**** PROVIDED PASSAGE ****

# looking at crossfire/ jensen OS amps



## CK1991 (Jul 13, 2013)

I walked into a local pawnshop yesterday and they had 2 amps that caught my eye. One is a crossfire cfa-302 (american made). Overall it is in ok shape. Has 2 or 3 nicks in the heatsink and some wear on the silkscreening but otherwise looks ok. The other is a monster jensen (approx 18-20 inches x 12-14 inches). I didn't get a model number off it, but it was grey with jensen written on it in dark gold letters. Looked to be Esmark jensen (87 or older), not international jensen. It was very heavy. It might be a rebrand of a better amp. The heatsink had fins that went up on the top and out on the sides. Does anyone here have any knowledge on the old jensen amps? 
The guy has had these for a LONG time so he'll probably be willing to sell them at a decent price. I know, I know, everyone says jensen is crap, but I will say in my experience, they are not as bad sounding as everyone makes them out to be, and are very reliable and take a punishing (granted my jensen amps (the 2 of them that I ran) were Esmark jensen, not international jensen). I have a 15x2 rms jensen amp that fit in my hand that had sat in storage for 20 years, and I (being an idiot) ran it at a 2 ohm stereo load suspended upside down from my steering column in a beater van, feeding is a distorted/ clipping signal, and it did not die. You could fry an egg on it (I burned my leg on it more than once), but it would not die. And yes, I can afford better then jensen (and have better.) 
IIRC, he was asking 45 or 55 for the crossfire, and 60 for the jensen, but he will come down on price.


----------



## ATOMICTECH62 (Jan 24, 2009)

I have never seen a crossfire made in the USA.It might say Designed and engineered in the USA but on the back there is Made in Korea sticker.Crossfire and Fultron were the same company.Fultron changed their name to Memphis a long time ago.They are all made by the Directed line of amps.The model # should be CFA-402.Rated at 100x2 or [email protected]
The Jensen,from your description,Sounds like the KA line.Dark gray with chrome strips running end to end with Allen bolts and Jensen written in gold between them.These were some of the best 2 channels Jensen's made.I believe the 2 channels were made by Pioneer or the same factory.They are a full mosfet design and I think they state that on the front.However,the 4 channels in the KA series (at least the ones Ive seen) appear to be made by Crossfire.Yes,The same series as the Crossfire he has.Both of these amps would have been made in the early to mid 90's.

They are both worth about $50 if in good shape,but you can get a Rockford or Mtx with the same power,from the same era for few $ more.Much better amps.


----------



## CK1991 (Jul 13, 2013)

****

_REQUIREMENT A:_ Reproduce the listing verbatim, from its first line through the line containing "x-tick-label: ceiling [416,448,465,468]", including both of those lines.
The forum thread above has no connection to the listing that follows.

**** ITEMS ****

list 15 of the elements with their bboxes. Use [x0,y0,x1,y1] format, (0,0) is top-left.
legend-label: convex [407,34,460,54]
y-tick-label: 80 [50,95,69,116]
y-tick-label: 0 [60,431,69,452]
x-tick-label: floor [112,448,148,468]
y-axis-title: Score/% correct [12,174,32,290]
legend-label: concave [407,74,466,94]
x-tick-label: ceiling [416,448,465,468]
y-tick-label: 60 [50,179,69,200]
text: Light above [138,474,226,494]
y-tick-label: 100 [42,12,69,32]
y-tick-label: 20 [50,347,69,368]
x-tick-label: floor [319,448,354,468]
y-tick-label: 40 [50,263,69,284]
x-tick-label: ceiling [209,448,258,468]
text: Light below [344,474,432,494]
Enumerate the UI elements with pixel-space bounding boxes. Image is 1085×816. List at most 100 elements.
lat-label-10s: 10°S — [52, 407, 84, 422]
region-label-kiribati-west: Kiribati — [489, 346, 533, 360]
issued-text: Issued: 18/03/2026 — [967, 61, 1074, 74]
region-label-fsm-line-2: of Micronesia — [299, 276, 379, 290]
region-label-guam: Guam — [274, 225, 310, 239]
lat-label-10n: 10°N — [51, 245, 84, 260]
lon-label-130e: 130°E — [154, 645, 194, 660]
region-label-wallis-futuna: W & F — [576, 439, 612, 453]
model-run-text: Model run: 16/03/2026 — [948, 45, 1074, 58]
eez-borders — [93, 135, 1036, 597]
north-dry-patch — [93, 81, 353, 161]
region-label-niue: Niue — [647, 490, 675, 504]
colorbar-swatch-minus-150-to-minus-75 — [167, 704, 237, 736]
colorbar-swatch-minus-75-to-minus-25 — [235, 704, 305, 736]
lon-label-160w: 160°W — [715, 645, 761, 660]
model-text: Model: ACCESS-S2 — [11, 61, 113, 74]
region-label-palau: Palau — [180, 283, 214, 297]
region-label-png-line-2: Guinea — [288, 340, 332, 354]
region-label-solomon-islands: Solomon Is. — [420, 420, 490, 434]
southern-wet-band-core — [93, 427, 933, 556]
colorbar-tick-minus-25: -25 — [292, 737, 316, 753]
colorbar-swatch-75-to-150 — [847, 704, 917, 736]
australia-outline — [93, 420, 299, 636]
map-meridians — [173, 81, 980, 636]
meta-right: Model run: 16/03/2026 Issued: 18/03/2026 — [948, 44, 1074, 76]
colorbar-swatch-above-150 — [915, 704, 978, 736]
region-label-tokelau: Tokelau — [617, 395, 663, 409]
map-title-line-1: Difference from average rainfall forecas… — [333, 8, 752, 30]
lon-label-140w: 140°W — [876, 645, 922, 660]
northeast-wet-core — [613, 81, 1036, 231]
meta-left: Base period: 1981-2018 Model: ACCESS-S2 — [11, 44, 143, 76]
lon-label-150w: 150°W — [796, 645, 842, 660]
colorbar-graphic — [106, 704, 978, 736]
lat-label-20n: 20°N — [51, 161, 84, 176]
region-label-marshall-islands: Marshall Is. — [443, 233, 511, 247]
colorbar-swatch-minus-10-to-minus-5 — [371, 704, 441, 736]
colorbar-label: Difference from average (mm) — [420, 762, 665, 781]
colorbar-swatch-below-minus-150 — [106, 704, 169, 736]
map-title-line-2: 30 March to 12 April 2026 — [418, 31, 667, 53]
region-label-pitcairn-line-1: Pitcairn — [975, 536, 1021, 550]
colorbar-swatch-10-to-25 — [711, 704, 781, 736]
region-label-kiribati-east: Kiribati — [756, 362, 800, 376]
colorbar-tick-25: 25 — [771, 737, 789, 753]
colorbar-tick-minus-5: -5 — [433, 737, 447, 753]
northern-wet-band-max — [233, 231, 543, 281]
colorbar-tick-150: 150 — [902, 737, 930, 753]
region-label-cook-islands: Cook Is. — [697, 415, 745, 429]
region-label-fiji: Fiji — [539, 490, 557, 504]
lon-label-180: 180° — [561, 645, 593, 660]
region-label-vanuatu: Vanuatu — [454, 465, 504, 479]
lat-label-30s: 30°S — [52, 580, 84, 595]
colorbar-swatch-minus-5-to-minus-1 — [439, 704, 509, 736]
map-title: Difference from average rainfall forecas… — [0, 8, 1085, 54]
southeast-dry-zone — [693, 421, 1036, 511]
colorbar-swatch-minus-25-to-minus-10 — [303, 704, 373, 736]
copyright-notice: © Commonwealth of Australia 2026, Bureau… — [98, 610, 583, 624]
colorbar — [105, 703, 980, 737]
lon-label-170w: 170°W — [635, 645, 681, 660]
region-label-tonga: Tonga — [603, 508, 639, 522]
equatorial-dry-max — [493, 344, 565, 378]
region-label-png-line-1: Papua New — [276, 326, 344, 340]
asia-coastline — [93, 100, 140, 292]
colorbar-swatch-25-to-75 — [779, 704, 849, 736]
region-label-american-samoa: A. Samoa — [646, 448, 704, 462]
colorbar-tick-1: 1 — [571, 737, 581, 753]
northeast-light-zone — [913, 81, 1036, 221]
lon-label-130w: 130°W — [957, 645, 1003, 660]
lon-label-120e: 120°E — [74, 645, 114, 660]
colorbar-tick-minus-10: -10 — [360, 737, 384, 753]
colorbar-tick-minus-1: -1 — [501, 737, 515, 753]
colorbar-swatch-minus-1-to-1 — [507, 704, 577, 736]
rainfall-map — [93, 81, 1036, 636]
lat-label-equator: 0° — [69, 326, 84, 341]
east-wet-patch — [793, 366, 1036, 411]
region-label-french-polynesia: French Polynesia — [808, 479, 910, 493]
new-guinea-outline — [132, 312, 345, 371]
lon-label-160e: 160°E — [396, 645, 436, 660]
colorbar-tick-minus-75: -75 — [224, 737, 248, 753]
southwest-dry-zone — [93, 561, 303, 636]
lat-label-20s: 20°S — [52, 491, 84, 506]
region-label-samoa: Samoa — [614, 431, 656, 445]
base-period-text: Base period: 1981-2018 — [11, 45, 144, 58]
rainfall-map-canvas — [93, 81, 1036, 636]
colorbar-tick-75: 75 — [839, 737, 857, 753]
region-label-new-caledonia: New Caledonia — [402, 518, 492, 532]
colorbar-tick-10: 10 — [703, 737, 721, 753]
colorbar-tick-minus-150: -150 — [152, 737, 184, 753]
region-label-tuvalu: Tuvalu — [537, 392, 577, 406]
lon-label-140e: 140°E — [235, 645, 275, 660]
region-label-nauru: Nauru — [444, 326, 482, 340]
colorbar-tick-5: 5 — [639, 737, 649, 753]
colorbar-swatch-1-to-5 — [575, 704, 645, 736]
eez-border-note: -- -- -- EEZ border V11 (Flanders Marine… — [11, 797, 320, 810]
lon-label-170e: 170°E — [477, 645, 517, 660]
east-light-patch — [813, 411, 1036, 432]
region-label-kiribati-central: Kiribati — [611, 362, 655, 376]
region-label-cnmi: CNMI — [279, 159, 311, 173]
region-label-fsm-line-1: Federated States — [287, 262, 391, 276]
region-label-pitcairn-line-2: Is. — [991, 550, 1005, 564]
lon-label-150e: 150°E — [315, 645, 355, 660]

****

_REQUIREMENT B:_ Continue the forum thread about old Crossfire and Jensen amps from where it stops.

_TASK RESULT A:_
list 15 of the elements with their bboxes. Use [x0,y0,x1,y1] format, (0,0) is top-left.
legend-label: convex [407,34,460,54]
y-tick-label: 80 [50,95,69,116]
y-tick-label: 0 [60,431,69,452]
x-tick-label: floor [112,448,148,468]
y-axis-title: Score/% correct [12,174,32,290]
legend-label: concave [407,74,466,94]
x-tick-label: ceiling [416,448,465,468]

_TASK RESULT B:_
You are correct about the crossfire being designed and engineered in the US. I figured that meant it was made in the US too (guess not). I talked to a friend of mine and he said he has heard good things about the old crossfires (decently made, underrated power wise).
I looked up the KA series of jensen amps, but this one is a different heatsink (if memory serves). It is similar size and color, but IIRC, jensen is written on one of the corners of the heatsink and it does not have the screws and strips down the middle (heatsink design/ layout reminded me of the mid/ late 80s jensens, but they were a very dark blue, not grey). Granted, when I looked through their amps, I ignored the large jensen (since it was on the bottom of the stack) until I got home and started looking up variousj amps online for specs. (he had a couple alpine V12s, but they were shelf rashed to death, and some formerly decent pioneers from the late 90s that were nice until some idiot painted part of the covers red). He also had a profile that looked old school but probably wasn't (had either 125+125 watt, or 150+150 watt on it) and a late 80s/ early 90s JVC with spring clips that was a 25+25 and 100+100 watt (max?) 4 channel amp. Had a couple 1999/2000 RF amps too...a 200S and a 150S, but he was asking more than what they were worth. 
Also, he had an alpine 7893 HU, rockford fosgate 8350 HU(busted flip mech and missing second harness with inputs and outputs) and a cool sony cdx-m800 flip face HU, but all were overpriced. I found it a shame that the gear was improperly stored, as quite a few of the amps were nearly worthless due to being gouged/ scraped to death.

Would either the jensen (given it is a KA) or crossfire (after looking online I think it is a cfa302, not a 402) be worth picking up, and if so, for how much? The crossfire was about a 6.5 cosmetically (had 2 noticably chips in the fins and some minor screenprinting damage), and the jensen was about an 8 (didn't notice any rash on it, but it probably had some chips). I'll pop them open and make sure the boards are not burnt prior to buying them.


----------



## ATOMICTECH62 (Jan 24, 2009)

Hate to say this but,I wouldnt buy anything from there.If they are not in very good condition they arent worth crap.First off,there could be something wrong with them.I have repaired so many of those Crossfires I couldnt count them.The grounds on the RCA's broke(motor noise) and the output transistors always went out.Back in the day kids would bridge these amps and load them down,then crank the gains to max and beat the hell out of them till they died.
Sounds like most of that stuff is junk and he cant get rid of it.I wouldnt offer him $100 for all of it.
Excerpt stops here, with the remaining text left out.